-- START --

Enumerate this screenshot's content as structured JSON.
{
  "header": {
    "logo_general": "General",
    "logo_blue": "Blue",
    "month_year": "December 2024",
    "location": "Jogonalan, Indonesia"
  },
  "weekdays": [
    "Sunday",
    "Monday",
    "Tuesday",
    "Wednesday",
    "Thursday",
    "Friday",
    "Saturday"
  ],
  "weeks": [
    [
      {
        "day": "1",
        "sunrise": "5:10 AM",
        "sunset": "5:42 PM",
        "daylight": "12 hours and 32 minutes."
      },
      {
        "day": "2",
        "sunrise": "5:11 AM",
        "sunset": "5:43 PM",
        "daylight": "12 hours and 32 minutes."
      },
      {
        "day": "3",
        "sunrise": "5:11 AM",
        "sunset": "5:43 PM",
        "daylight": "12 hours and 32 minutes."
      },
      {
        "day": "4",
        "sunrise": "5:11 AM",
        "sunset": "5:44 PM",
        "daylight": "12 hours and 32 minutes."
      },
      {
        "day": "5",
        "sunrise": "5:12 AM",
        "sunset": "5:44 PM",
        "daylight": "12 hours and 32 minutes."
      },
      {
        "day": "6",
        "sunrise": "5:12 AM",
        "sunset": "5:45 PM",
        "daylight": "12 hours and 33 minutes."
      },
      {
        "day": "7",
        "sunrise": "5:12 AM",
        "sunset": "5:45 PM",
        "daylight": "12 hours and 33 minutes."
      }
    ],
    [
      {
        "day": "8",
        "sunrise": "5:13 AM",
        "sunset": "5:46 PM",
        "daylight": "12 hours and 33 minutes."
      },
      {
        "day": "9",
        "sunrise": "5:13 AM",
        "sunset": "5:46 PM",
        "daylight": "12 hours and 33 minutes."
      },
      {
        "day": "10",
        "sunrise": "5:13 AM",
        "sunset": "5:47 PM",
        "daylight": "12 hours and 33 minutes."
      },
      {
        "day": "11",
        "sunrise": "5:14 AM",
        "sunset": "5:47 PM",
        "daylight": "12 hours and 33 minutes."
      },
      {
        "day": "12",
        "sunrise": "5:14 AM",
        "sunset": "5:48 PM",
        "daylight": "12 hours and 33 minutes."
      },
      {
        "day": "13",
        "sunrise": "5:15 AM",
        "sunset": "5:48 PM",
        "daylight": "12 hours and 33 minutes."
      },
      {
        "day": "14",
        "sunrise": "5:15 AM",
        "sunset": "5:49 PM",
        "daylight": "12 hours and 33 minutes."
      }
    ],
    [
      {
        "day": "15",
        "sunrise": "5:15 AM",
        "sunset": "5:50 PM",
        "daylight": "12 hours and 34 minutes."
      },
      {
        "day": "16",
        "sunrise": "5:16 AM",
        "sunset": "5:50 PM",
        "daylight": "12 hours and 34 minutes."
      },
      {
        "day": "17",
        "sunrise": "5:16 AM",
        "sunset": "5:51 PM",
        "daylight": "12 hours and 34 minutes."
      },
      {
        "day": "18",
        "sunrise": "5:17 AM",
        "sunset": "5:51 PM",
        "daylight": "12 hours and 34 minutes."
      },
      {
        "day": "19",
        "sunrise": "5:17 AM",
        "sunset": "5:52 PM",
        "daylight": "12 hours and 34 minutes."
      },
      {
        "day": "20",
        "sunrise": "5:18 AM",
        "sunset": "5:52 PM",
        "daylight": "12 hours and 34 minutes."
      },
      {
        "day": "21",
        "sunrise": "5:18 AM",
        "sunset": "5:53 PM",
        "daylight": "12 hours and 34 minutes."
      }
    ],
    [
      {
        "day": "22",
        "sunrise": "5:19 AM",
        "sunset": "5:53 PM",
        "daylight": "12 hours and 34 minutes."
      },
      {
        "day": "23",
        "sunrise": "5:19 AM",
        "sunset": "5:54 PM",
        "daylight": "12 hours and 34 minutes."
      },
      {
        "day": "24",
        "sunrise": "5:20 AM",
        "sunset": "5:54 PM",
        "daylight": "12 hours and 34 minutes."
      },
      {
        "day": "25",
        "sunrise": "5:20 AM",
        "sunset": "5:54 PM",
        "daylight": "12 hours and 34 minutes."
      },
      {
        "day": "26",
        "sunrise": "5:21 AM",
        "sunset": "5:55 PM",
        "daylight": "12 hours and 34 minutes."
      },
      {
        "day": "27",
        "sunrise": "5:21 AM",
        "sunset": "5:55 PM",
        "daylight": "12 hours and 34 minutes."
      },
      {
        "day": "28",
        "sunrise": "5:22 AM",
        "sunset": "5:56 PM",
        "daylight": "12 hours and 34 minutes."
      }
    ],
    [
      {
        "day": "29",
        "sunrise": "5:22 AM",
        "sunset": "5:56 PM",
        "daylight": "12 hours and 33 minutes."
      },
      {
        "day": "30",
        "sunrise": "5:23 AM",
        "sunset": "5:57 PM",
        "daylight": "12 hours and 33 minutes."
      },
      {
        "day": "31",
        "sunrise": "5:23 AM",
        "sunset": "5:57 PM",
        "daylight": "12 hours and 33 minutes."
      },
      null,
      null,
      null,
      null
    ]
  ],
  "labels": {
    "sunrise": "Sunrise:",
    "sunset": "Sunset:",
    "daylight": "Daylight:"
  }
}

-- END --

What is required> Reproduce each line verbatim.

Reply>
Enumerate this screenshot's content as structured JSON.
{
  "header": {
    "logo_general": "General",
    "logo_blue": "Blue",
    "month_year": "December 2024",
    "location": "Jogonalan, Indonesia"
  },
  "weekdays": [
    "Sunday",
    "Monday",
    "Tuesday",
    "Wednesday",
    "Thursday",
    "Friday",
    "Saturday"
  ],
  "weeks": [
    [
      {
        "day": "1",
        "sunrise": "5:10 AM",
        "sunset": "5:42 PM",
        "daylight": "12 hours and 32 minutes."
      },
      {
        "day": "2",
        "sunrise": "5:11 AM",
        "sunset": "5:43 PM",
        "daylight": "12 hours and 32 minutes."
      },
      {
        "day": "3",
        "sunrise": "5:11 AM",
        "sunset": "5:43 PM",
        "daylight": "12 hours and 32 minutes."
      },
      {
        "day": "4",
        "sunrise": "5:11 AM",
        "sunset": "5:44 PM",
        "daylight": "12 hours and 32 minutes."
      },
      {
        "day": "5",
        "sunrise": "5:12 AM",
        "sunset": "5:44 PM",
        "daylight": "12 hours and 32 minutes."
      },
      {
        "day": "6",
        "sunrise": "5:12 AM",
        "sunset": "5:45 PM",
        "daylight": "12 hours and 33 minutes."
      },
      {
        "day": "7",
        "sunrise": "5:12 AM",
        "sunset": "5:45 PM",
        "daylight": "12 hours and 33 minutes."
      }
    ],
    [
      {
        "day": "8",
        "sunrise": "5:13 AM",
        "sunset": "5:46 PM",
        "daylight": "12 hours and 33 minutes."
      },
      {
        "day": "9",
        "sunrise": "5:13 AM",
        "sunset": "5:46 PM",
        "daylight": "12 hours and 33 minutes."
      },
      {
        "day": "10",
        "sunrise": "5:13 AM",
        "sunset": "5:47 PM",
        "daylight": "12 hours and 33 minutes."
      },
      {
        "day": "11",
        "sunrise": "5:14 AM",
        "sunset": "5:47 PM",
        "daylight": "12 hours and 33 minutes."
      },
      {
        "day": "12",
        "sunrise": "5:14 AM",
        "sunset": "5:48 PM",
        "daylight": "12 hours and 33 minutes."
      },
      {
        "day": "13",
        "sunrise": "5:15 AM",
        "sunset": "5:48 PM",
        "daylight": "12 hours and 33 minutes."
      },
      {
        "day": "14",
        "sunrise": "5:15 AM",
        "sunset": "5:49 PM",
        "daylight": "12 hours and 33 minutes."
      }
    ],
    [
      {
        "day": "15",
        "sunrise": "5:15 AM",
        "sunset": "5:50 PM",
        "daylight": "12 hours and 34 minutes."
      },
      {
        "day": "16",
        "sunrise": "5:16 AM",
        "sunset": "5:50 PM",
        "daylight": "12 hours and 34 minutes."
      },
      {
        "day": "17",
        "sunrise": "5:16 AM",
        "sunset": "5:51 PM",
        "daylight": "12 hours and 34 minutes."
      },
      {
        "day": "18",
        "sunrise": "5:17 AM",
        "sunset": "5:51 PM",
        "daylight": "12 hours and 34 minutes."
      },
      {
        "day": "19",
        "sunrise": "5:17 AM",
        "sunset": "5:52 PM",
        "daylight": "12 hours and 34 minutes."
      },
      {
        "day": "20",
        "sunrise": "5:18 AM",
        "sunset": "5:52 PM",
        "daylight": "12 hours and 34 minutes."
      },
      {
        "day": "21",
        "sunrise": "5:18 AM",
        "sunset": "5:53 PM",
        "daylight": "12 hours and 34 minutes."
      }
    ],
    [
      {
        "day": "22",
        "sunrise": "5:19 AM",
        "sunset": "5:53 PM",
        "daylight": "12 hours and 34 minutes."
      },
      {
        "day": "23",
        "sunrise": "5:19 AM",
        "sunset": "5:54 PM",
        "daylight": "12 hours and 34 minutes."
      },
      {
        "day": "24",
        "sunrise": "5:20 AM",
        "sunset": "5:54 PM",
        "daylight": "12 hours and 34 minutes."
      },
      {
        "day": "25",
        "sunrise": "5:20 AM",
        "sunset": "5:54 PM",
        "daylight": "12 hours and 34 minutes."
      },
      {
        "day": "26",
        "sunrise": "5:21 AM",
        "sunset": "5:55 PM",
        "daylight": "12 hours and 34 minutes."
      },
      {
        "day": "27",
        "sunrise": "5:21 AM",
        "sunset": "5:55 PM",
        "daylight": "12 hours and 34 minutes."
      },
      {
        "day": "28",
        "sunrise": "5:22 AM",
        "sunset": "5:56 PM",
        "daylight": "12 hours and 34 minutes."
      }
    ],
    [
      {
        "day": "29",
        "sunrise": "5:22 AM",
        "sunset": "5:56 PM",
        "daylight": "12 hours and 33 minutes."
      },
      {
        "day": "30",
        "sunrise": "5:23 AM",
        "sunset": "5:57 PM",
        "daylight": "12 hours and 33 minutes."
      },
      {
        "day": "31",
        "sunrise": "5:23 AM",
        "sunset": "5:57 PM",
        "daylight": "12 hours and 33 minutes."
      },
      null,
      null,
      null,
      null
    ]
  ],
  "labels": {
    "sunrise": "Sunrise:",
    "sunset": "Sunset:",
    "daylight": "Daylight:"
  }
}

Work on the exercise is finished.